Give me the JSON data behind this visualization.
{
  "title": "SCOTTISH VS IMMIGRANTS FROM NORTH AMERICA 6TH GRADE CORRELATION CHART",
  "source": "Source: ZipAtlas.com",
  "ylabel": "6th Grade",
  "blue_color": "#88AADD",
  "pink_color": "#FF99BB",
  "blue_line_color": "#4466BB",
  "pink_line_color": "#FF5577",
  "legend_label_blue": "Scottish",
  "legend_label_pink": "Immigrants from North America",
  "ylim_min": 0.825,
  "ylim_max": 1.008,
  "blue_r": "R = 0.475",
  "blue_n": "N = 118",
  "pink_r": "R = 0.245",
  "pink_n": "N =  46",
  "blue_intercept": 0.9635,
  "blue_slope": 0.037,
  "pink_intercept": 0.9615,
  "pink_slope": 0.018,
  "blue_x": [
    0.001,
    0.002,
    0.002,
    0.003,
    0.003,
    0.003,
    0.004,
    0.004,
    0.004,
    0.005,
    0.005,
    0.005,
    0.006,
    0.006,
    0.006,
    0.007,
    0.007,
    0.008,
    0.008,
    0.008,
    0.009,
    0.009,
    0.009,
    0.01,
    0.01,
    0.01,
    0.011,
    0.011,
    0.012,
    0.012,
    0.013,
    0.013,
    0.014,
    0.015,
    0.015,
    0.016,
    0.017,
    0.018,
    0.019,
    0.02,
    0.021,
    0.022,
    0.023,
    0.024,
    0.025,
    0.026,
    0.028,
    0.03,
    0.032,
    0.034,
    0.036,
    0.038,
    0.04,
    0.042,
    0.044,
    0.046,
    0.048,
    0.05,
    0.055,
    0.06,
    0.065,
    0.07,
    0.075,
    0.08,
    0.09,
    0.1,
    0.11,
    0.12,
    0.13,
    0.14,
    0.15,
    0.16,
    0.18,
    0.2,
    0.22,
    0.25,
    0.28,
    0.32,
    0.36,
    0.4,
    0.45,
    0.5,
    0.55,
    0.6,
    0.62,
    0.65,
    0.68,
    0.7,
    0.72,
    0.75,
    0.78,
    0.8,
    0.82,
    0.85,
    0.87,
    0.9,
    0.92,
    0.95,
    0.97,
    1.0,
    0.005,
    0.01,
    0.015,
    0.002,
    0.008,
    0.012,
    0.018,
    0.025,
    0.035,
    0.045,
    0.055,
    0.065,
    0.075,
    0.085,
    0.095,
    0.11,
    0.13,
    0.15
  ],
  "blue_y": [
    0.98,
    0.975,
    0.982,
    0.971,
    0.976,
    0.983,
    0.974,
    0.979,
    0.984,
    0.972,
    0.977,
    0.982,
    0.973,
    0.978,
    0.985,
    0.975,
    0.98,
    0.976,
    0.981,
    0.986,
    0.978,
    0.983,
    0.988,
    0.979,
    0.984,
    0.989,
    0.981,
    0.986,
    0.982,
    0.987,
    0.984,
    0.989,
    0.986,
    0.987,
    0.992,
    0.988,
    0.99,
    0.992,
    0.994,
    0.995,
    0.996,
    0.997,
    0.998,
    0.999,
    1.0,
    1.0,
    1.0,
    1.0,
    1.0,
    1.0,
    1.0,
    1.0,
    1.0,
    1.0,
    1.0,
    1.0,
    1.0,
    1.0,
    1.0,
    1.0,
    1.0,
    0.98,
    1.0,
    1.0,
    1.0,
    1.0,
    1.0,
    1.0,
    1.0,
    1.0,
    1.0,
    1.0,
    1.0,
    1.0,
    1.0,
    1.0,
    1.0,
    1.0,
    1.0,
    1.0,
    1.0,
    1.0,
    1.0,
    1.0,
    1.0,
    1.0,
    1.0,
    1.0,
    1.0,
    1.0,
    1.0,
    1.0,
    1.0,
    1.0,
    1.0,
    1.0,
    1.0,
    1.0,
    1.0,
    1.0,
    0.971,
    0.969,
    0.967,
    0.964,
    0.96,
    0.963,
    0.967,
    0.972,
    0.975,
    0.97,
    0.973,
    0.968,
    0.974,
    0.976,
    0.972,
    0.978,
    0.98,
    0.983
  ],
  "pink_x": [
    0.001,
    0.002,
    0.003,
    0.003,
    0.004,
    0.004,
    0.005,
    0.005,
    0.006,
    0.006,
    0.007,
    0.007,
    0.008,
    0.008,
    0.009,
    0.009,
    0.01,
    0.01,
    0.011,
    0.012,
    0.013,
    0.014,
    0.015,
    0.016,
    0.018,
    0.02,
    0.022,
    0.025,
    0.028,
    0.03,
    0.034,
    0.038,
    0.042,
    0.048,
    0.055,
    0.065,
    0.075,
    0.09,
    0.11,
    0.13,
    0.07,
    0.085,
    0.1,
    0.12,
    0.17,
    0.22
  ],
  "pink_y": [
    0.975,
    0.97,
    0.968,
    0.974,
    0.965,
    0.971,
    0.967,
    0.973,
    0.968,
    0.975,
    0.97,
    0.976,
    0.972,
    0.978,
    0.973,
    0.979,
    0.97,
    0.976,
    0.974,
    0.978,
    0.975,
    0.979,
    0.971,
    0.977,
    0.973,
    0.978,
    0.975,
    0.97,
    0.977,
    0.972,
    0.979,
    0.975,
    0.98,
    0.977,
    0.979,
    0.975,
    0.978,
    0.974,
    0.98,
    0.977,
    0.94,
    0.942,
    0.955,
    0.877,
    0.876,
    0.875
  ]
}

┄┄┄┄┄┄┄┄┄┄

STATED PROBLEM — Here, the records must be output exactly and in full.

OUTPUT BELOW —
Give me the JSON data behind this visualization.
{
  "title": "SCOTTISH VS IMMIGRANTS FROM NORTH AMERICA 6TH GRADE CORRELATION CHART",
  "source": "Source: ZipAtlas.com",
  "ylabel": "6th Grade",
  "blue_color": "#88AADD",
  "pink_color": "#FF99BB",
  "blue_line_color": "#4466BB",
  "pink_line_color": "#FF5577",
  "legend_label_blue": "Scottish",
  "legend_label_pink": "Immigrants from North America",
  "ylim_min": 0.825,
  "ylim_max": 1.008,
  "blue_r": "R = 0.475",
  "blue_n": "N = 118",
  "pink_r": "R = 0.245",
  "pink_n": "N =  46",
  "blue_intercept": 0.9635,
  "blue_slope": 0.037,
  "pink_intercept": 0.9615,
  "pink_slope": 0.018,
  "blue_x": [
    0.001,
    0.002,
    0.002,
    0.003,
    0.003,
    0.003,
    0.004,
    0.004,
    0.004,
    0.005,
    0.005,
    0.005,
    0.006,
    0.006,
    0.006,
    0.007,
    0.007,
    0.008,
    0.008,
    0.008,
    0.009,
    0.009,
    0.009,
    0.01,
    0.01,
    0.01,
    0.011,
    0.011,
    0.012,
    0.012,
    0.013,
    0.013,
    0.014,
    0.015,
    0.015,
    0.016,
    0.017,
    0.018,
    0.019,
    0.02,
    0.021,
    0.022,
    0.023,
    0.024,
    0.025,
    0.026,
    0.028,
    0.03,
    0.032,
    0.034,
    0.036,
    0.038,
    0.04,
    0.042,
    0.044,
    0.046,
    0.048,
    0.05,
    0.055,
    0.06,
    0.065,
    0.07,
    0.075,
    0.08,
    0.09,
    0.1,
    0.11,
    0.12,
    0.13,
    0.14,
    0.15,
    0.16,
    0.18,
    0.2,
    0.22,
    0.25,
    0.28,
    0.32,
    0.36,
    0.4,
    0.45,
    0.5,
    0.55,
    0.6,
    0.62,
    0.65,
    0.68,
    0.7,
    0.72,
    0.75,
    0.78,
    0.8,
    0.82,
    0.85,
    0.87,
    0.9,
    0.92,
    0.95,
    0.97,
    1.0,
    0.005,
    0.01,
    0.015,
    0.002,
    0.008,
    0.012,
    0.018,
    0.025,
    0.035,
    0.045,
    0.055,
    0.065,
    0.075,
    0.085,
    0.095,
    0.11,
    0.13,
    0.15
  ],
  "blue_y": [
    0.98,
    0.975,
    0.982,
    0.971,
    0.976,
    0.983,
    0.974,
    0.979,
    0.984,
    0.972,
    0.977,
    0.982,
    0.973,
    0.978,
    0.985,
    0.975,
    0.98,
    0.976,
    0.981,
    0.986,
    0.978,
    0.983,
    0.988,
    0.979,
    0.984,
    0.989,
    0.981,
    0.986,
    0.982,
    0.987,
    0.984,
    0.989,
    0.986,
    0.987,
    0.992,
    0.988,
    0.99,
    0.992,
    0.994,
    0.995,
    0.996,
    0.997,
    0.998,
    0.999,
    1.0,
    1.0,
    1.0,
    1.0,
    1.0,
    1.0,
    1.0,
    1.0,
    1.0,
    1.0,
    1.0,
    1.0,
    1.0,
    1.0,
    1.0,
    1.0,
    1.0,
    0.98,
    1.0,
    1.0,
    1.0,
    1.0,
    1.0,
    1.0,
    1.0,
    1.0,
    1.0,
    1.0,
    1.0,
    1.0,
    1.0,
    1.0,
    1.0,
    1.0,
    1.0,
    1.0,
    1.0,
    1.0,
    1.0,
    1.0,
    1.0,
    1.0,
    1.0,
    1.0,
    1.0,
    1.0,
    1.0,
    1.0,
    1.0,
    1.0,
    1.0,
    1.0,
    1.0,
    1.0,
    1.0,
    1.0,
    0.971,
    0.969,
    0.967,
    0.964,
    0.96,
    0.963,
    0.967,
    0.972,
    0.975,
    0.97,
    0.973,
    0.968,
    0.974,
    0.976,
    0.972,
    0.978,
    0.98,
    0.983
  ],
  "pink_x": [
    0.001,
    0.002,
    0.003,
    0.003,
    0.004,
    0.004,
    0.005,
    0.005,
    0.006,
    0.006,
    0.007,
    0.007,
    0.008,
    0.008,
    0.009,
    0.009,
    0.01,
    0.01,
    0.011,
    0.012,
    0.013,
    0.014,
    0.015,
    0.016,
    0.018,
    0.02,
    0.022,
    0.025,
    0.028,
    0.03,
    0.034,
    0.038,
    0.042,
    0.048,
    0.055,
    0.065,
    0.075,
    0.09,
    0.11,
    0.13,
    0.07,
    0.085,
    0.1,
    0.12,
    0.17,
    0.22
  ],
  "pink_y": [
    0.975,
    0.97,
    0.968,
    0.974,
    0.965,
    0.971,
    0.967,
    0.973,
    0.968,
    0.975,
    0.97,
    0.976,
    0.972,
    0.978,
    0.973,
    0.979,
    0.97,
    0.976,
    0.974,
    0.978,
    0.975,
    0.979,
    0.971,
    0.977,
    0.973,
    0.978,
    0.975,
    0.97,
    0.977,
    0.972,
    0.979,
    0.975,
    0.98,
    0.977,
    0.979,
    0.975,
    0.978,
    0.974,
    0.98,
    0.977,
    0.94,
    0.942,
    0.955,
    0.877,
    0.876,
    0.875
  ]
}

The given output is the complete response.